# [PROBLEM TO WORK ON]
Using the data below, determine the number of lines that include the string "INCOMING". Write only that number.

# [TASK INPUTS]

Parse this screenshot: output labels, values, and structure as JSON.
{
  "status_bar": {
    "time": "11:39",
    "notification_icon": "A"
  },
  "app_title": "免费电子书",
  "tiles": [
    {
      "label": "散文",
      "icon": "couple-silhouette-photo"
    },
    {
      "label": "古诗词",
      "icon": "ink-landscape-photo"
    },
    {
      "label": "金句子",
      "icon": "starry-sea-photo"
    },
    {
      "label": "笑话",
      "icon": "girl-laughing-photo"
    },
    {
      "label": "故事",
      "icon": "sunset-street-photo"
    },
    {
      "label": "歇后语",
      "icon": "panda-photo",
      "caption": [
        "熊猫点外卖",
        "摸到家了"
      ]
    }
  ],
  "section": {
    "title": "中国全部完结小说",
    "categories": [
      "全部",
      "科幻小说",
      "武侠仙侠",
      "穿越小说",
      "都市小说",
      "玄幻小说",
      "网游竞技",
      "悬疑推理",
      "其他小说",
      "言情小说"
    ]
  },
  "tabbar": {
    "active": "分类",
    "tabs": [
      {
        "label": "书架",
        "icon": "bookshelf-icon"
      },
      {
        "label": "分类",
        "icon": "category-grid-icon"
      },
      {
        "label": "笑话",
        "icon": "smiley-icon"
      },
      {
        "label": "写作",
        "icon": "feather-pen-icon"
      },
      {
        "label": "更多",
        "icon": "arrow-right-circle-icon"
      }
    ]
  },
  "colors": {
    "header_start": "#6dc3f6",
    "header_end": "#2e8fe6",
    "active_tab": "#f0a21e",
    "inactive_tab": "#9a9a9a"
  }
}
--
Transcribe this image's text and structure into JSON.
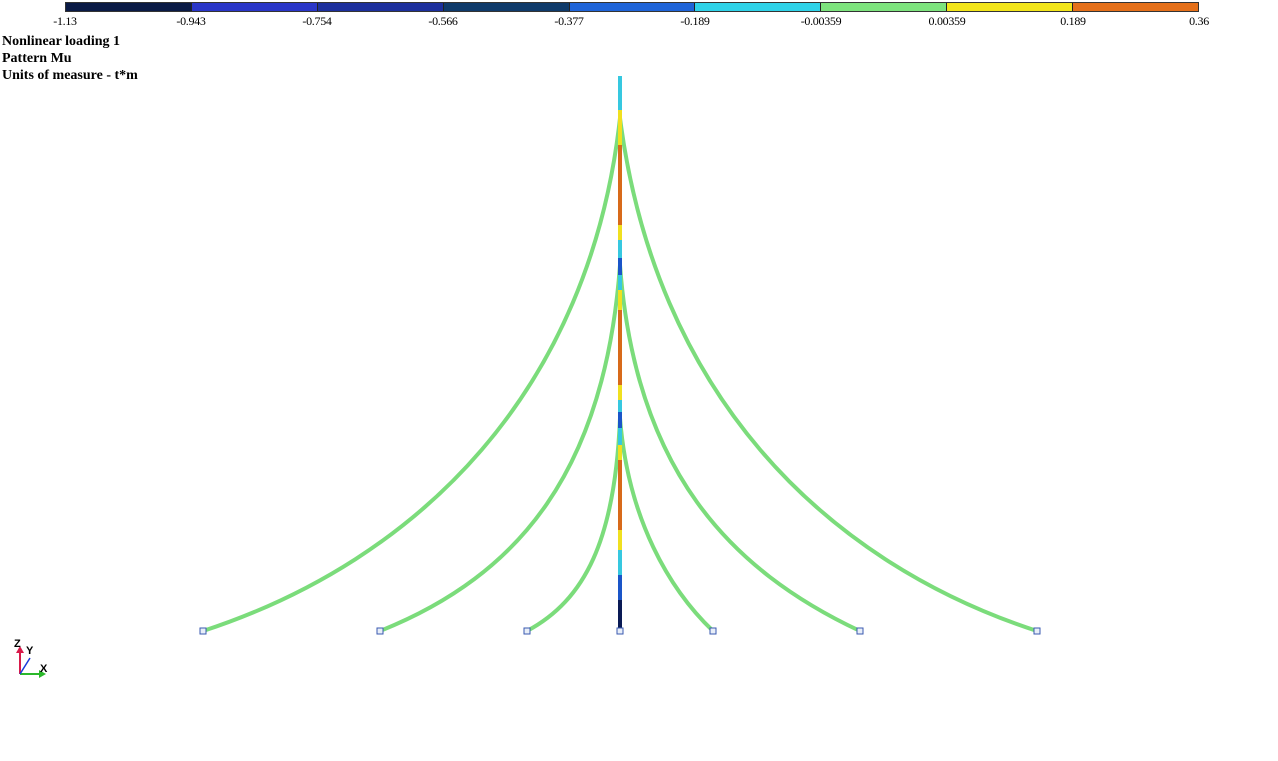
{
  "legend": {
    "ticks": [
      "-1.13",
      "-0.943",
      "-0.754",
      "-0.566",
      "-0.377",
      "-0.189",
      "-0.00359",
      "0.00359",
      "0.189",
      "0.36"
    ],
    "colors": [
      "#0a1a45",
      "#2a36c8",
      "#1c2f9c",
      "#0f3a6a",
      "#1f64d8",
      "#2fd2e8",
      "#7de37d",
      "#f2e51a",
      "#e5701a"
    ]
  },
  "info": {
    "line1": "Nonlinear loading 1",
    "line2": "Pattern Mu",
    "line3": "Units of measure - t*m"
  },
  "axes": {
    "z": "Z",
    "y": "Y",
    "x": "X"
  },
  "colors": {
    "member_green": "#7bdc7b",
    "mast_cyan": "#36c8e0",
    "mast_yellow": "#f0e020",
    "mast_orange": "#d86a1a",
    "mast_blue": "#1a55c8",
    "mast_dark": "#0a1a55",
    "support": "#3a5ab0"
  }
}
---
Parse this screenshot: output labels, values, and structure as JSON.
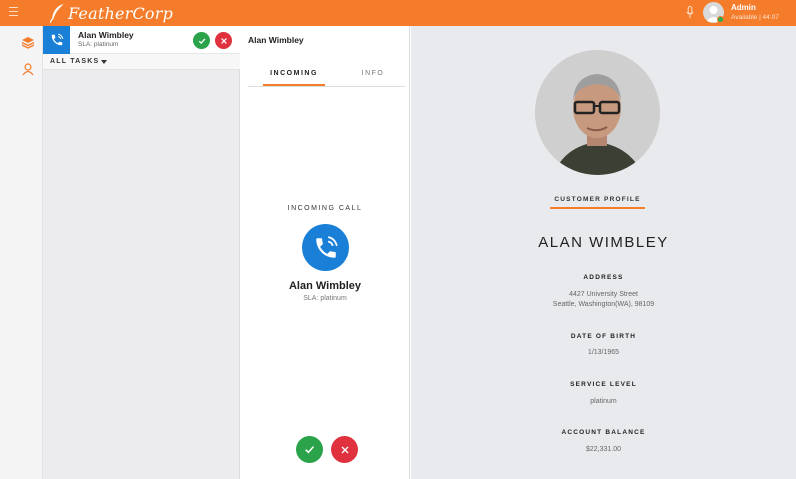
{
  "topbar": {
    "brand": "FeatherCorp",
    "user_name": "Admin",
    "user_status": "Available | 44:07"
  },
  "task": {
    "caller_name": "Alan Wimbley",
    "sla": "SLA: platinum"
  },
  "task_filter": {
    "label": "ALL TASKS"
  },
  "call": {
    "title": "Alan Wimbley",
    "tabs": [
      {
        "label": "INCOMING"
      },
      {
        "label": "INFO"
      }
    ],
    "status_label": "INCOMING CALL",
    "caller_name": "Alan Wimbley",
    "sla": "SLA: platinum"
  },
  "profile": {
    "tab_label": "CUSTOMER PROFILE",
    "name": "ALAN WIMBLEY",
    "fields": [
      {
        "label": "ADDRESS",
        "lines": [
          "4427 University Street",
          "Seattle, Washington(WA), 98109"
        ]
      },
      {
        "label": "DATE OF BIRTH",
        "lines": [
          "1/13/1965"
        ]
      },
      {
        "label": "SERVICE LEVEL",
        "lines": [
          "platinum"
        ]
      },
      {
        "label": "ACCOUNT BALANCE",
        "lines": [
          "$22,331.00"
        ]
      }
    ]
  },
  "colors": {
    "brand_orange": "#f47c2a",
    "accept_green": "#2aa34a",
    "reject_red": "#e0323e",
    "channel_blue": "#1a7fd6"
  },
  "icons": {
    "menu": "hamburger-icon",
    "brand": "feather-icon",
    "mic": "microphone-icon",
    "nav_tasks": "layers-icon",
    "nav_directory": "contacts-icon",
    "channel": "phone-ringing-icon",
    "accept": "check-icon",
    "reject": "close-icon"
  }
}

# [RESPONSE TO THE EXERCISE]
2